(Records)
━━━━━━━━

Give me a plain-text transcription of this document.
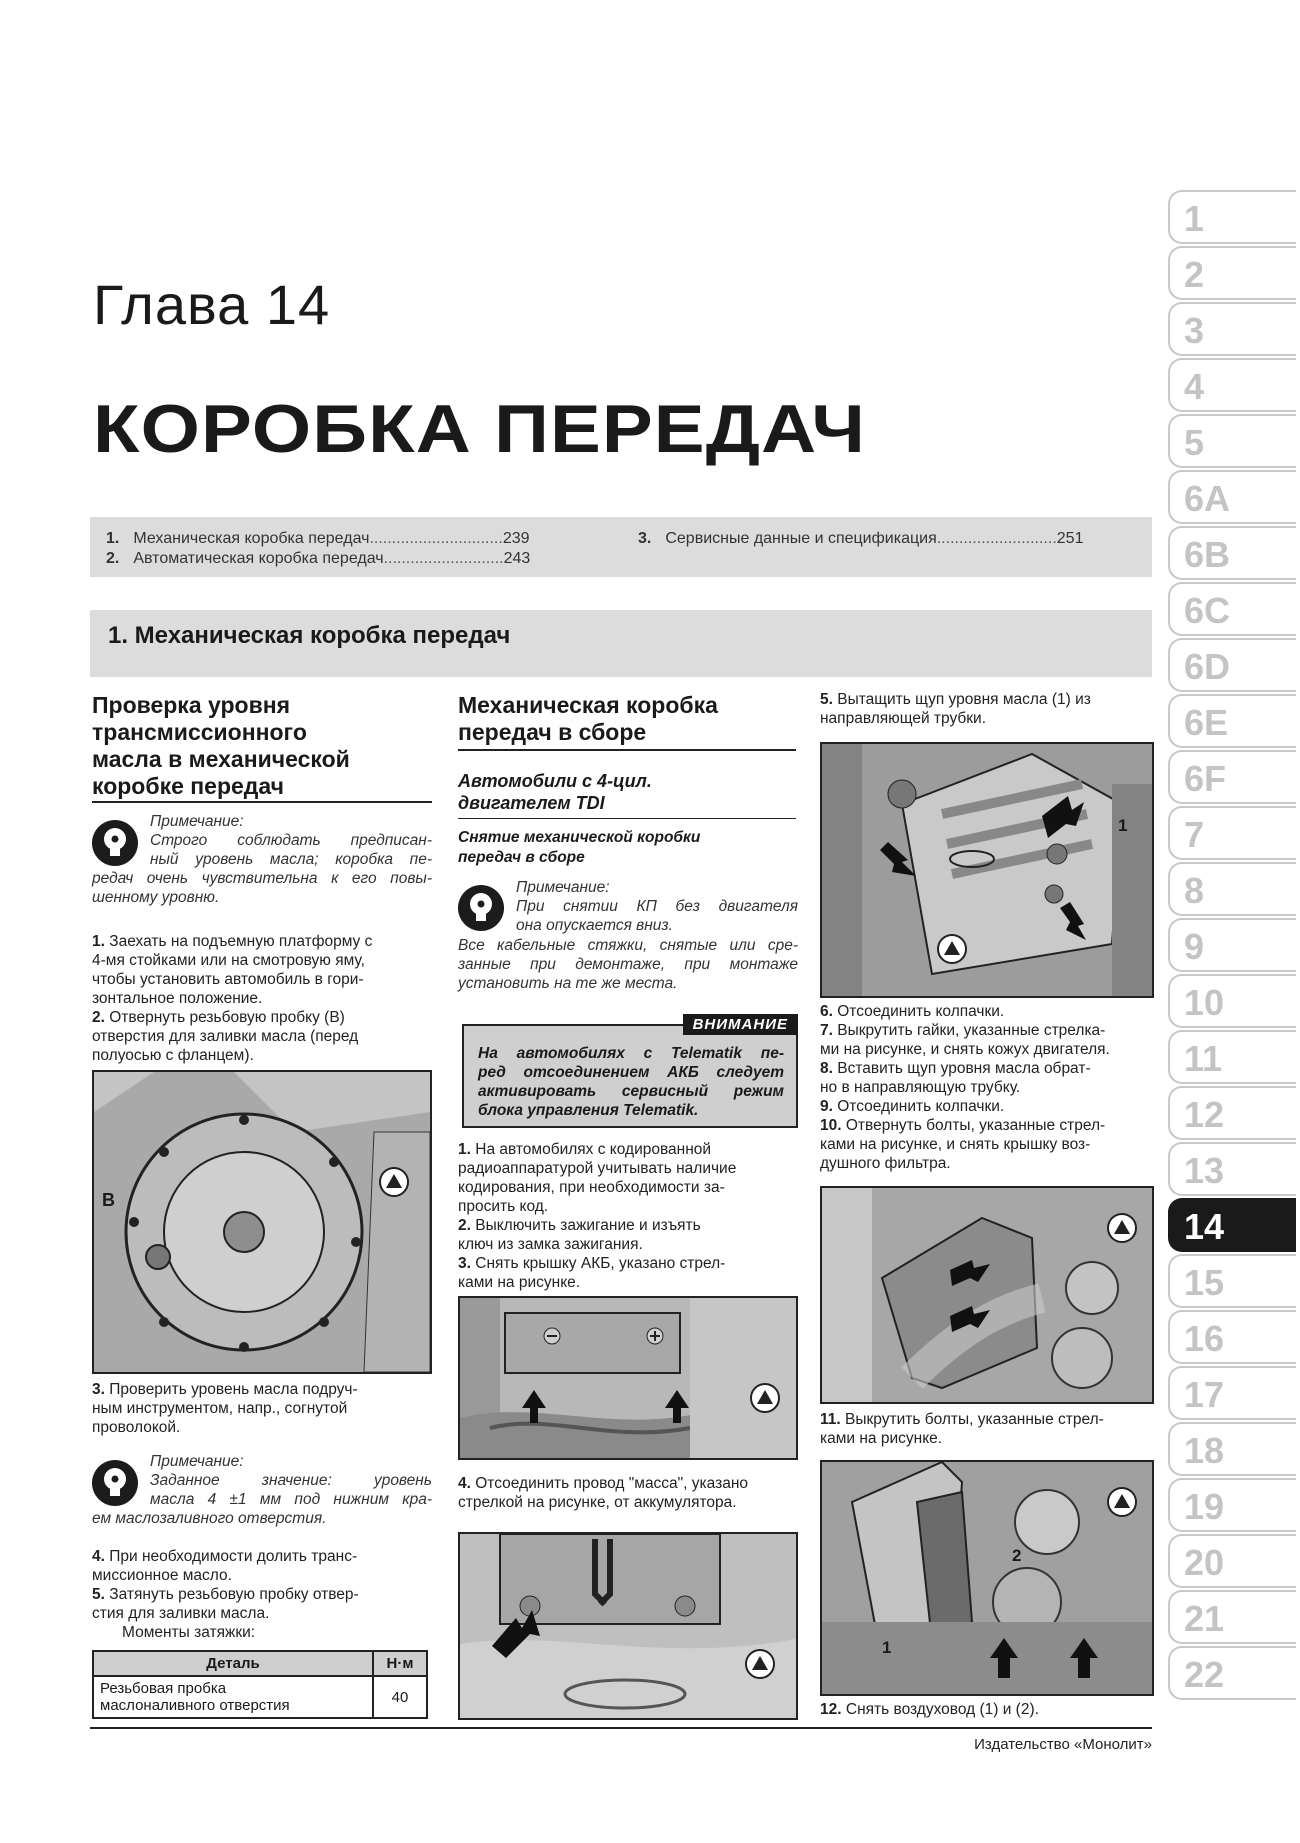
Глава 14
КОРОБКА ПЕРЕДАЧ
1. Механическая коробка передач..............................239
2. Автоматическая коробка передач...........................243
3. Сервисные данные и спецификация...........................251
1. Механическая коробка передач
Проверка уровня
трансмиссионного
масла в механической
коробке передач
Примечание:
Строго соблюдать предписан-
ный уровень масла; коробка пе-
редач очень чувствительна к его повы-
шенному уровню.
1. Заехать на подъемную платформу с
4-мя стойками или на смотровую яму,
чтобы установить автомобиль в гори-
зонтальное положение.
2. Отвернуть резьбовую пробку (B)
отверстия для заливки масла (перед
полуосью с фланцем).
B
3. Проверить уровень масла подруч-
ным инструментом, напр., согнутой
проволокой.
Примечание:
Заданное значение: уровень
масла 4 ±1 мм под нижним кра-
ем маслозаливного отверстия.
4. При необходимости долить транс-
миссионное масло.
5. Затянуть резьбовую пробку отвер-
стия для заливки масла.
Моменты затяжки:
Деталь	Н·м

Резьбовая пробка
маслоналивного отверстия	40
Механическая коробка
передач в сборе
Автомобили с 4-цил.
двигателем TDI
Снятие механической коробки
передач в сборе
Примечание:
При снятии КП без двигателя
она опускается вниз.
Все кабельные стяжки, снятые или сре-
занные при демонтаже, при монтаже
установить на те же места.
ВНИМАНИЕ
На автомобилях с Telematik пе-
ред отсоединением АКБ следует
активировать сервисный режим
блока управления Telematik.
1. На автомобилях с кодированной
радиоаппаратурой учитывать наличие
кодирования, при необходимости за-
просить код.
2. Выключить зажигание и изъять
ключ из замка зажигания.
3. Снять крышку АКБ, указано стрел-
ками на рисунке.
4. Отсоединить провод "масса", указано
стрелкой на рисунке, от аккумулятора.
5. Вытащить щуп уровня масла (1) из
направляющей трубки.
1
6. Отсоединить колпачки.
7. Выкрутить гайки, указанные стрелка-
ми на рисунке, и снять кожух двигателя.
8. Вставить щуп уровня масла обрат-
но в направляющую трубку.
9. Отсоединить колпачки.
10. Отвернуть болты, указанные стрел-
ками на рисунке, и снять крышку воз-
душного фильтра.
11. Выкрутить болты, указанные стрел-
ками на рисунке.
1
2
12. Снять воздуховод (1) и (2).
Издательство «Монолит»
1
2
3
4
5
6A
6B
6C
6D
6E
6F
7
8
9
10
11
12
13
14
15
16
17
18
19
20
21
22
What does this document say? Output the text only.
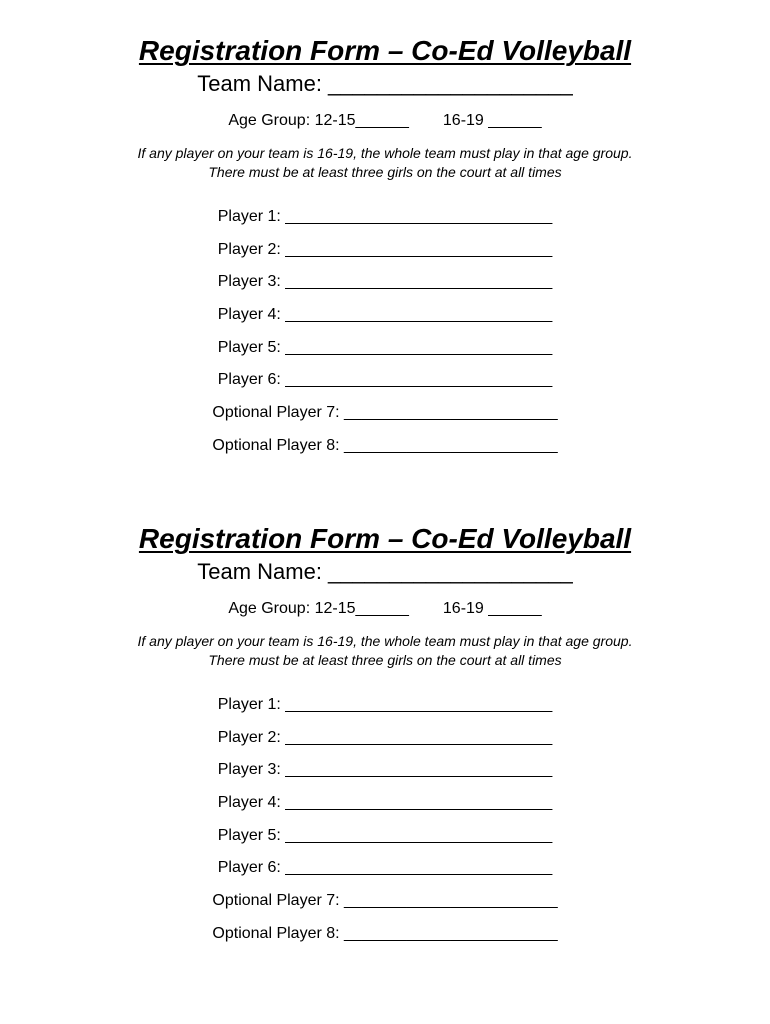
Registration Form – Co-Ed Volleyball
Team Name: ____________________
Age Group: 12-15______ 16-19 ______
If any player on your team is 16-19, the whole team must play in that age group.
There must be at least three girls on the court at all times
Player 1: ______________________________
Player 2: ______________________________
Player 3: ______________________________
Player 4: ______________________________
Player 5: ______________________________
Player 6: ______________________________
Optional Player 7: ________________________
Optional Player 8: ________________________
Registration Form – Co-Ed Volleyball
Team Name: ____________________
Age Group: 12-15______ 16-19 ______
If any player on your team is 16-19, the whole team must play in that age group.
There must be at least three girls on the court at all times
Player 1: ______________________________
Player 2: ______________________________
Player 3: ______________________________
Player 4: ______________________________
Player 5: ______________________________
Player 6: ______________________________
Optional Player 7: ________________________
Optional Player 8: ________________________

━━━━━━━━

## [Exercise brief]
Without the pictures, transcribe the listing above exactly.

## [Result of this exercise]
Give me a plain-text transcription of this document.
Глава 14
КОРОБКА ПЕРЕДАЧ
1. Механическая коробка передач..............................239
2. Автоматическая коробка передач...........................243
3. Сервисные данные и спецификация...........................251
1. Механическая коробка передач
Проверка уровня
трансмиссионного
масла в механической
коробке передач
Примечание:
Строго соблюдать предписан-
ный уровень масла; коробка пе-
редач очень чувствительна к его повы-
шенному уровню.
1. Заехать на подъемную платформу с
4-мя стойками или на смотровую яму,
чтобы установить автомобиль в гори-
зонтальное положение.
2. Отвернуть резьбовую пробку (B)
отверстия для заливки масла (перед
полуосью с фланцем).
B
3. Проверить уровень масла подруч-
ным инструментом, напр., согнутой
проволокой.
Примечание:
Заданное значение: уровень
масла 4 ±1 мм под нижним кра-
ем маслозаливного отверстия.
4. При необходимости долить транс-
миссионное масло.
5. Затянуть резьбовую пробку отвер-
стия для заливки масла.
Моменты затяжки:
Деталь	Н·м

Резьбовая пробка
маслоналивного отверстия	40
Механическая коробка
передач в сборе
Автомобили с 4-цил.
двигателем TDI
Снятие механической коробки
передач в сборе
Примечание:
При снятии КП без двигателя
она опускается вниз.
Все кабельные стяжки, снятые или сре-
занные при демонтаже, при монтаже
установить на те же места.
ВНИМАНИЕ
На автомобилях с Telematik пе-
ред отсоединением АКБ следует
активировать сервисный режим
блока управления Telematik.
1. На автомобилях с кодированной
радиоаппаратурой учитывать наличие
кодирования, при необходимости за-
просить код.
2. Выключить зажигание и изъять
ключ из замка зажигания.
3. Снять крышку АКБ, указано стрел-
ками на рисунке.
4. Отсоединить провод "масса", указано
стрелкой на рисунке, от аккумулятора.
5. Вытащить щуп уровня масла (1) из
направляющей трубки.
1
6. Отсоединить колпачки.
7. Выкрутить гайки, указанные стрелка-
ми на рисунке, и снять кожух двигателя.
8. Вставить щуп уровня масла обрат-
но в направляющую трубку.
9. Отсоединить колпачки.
10. Отвернуть болты, указанные стрел-
ками на рисунке, и снять крышку воз-
душного фильтра.
11. Выкрутить болты, указанные стрел-
ками на рисунке.
1
2
12. Снять воздуховод (1) и (2).
Издательство «Монолит»
1
2
3
4
5
6A
6B
6C
6D
6E
6F
7
8
9
10
11
12
13
14
15
16
17
18
19
20
21
22
What does this document say? Output the text only.
Registration Form – Co-Ed Volleyball
Team Name: ____________________
Age Group: 12-15______ 16-19 ______
If any player on your team is 16-19, the whole team must play in that age group.
There must be at least three girls on the court at all times
Player 1: ______________________________
Player 2: ______________________________
Player 3: ______________________________
Player 4: ______________________________
Player 5: ______________________________
Player 6: ______________________________
Optional Player 7: ________________________
Optional Player 8: ________________________
Registration Form – Co-Ed Volleyball
Team Name: ____________________
Age Group: 12-15______ 16-19 ______
If any player on your team is 16-19, the whole team must play in that age group.
There must be at least three girls on the court at all times
Player 1: ______________________________
Player 2: ______________________________
Player 3: ______________________________
Player 4: ______________________________
Player 5: ______________________________
Player 6: ______________________________
Optional Player 7: ________________________
Optional Player 8: ________________________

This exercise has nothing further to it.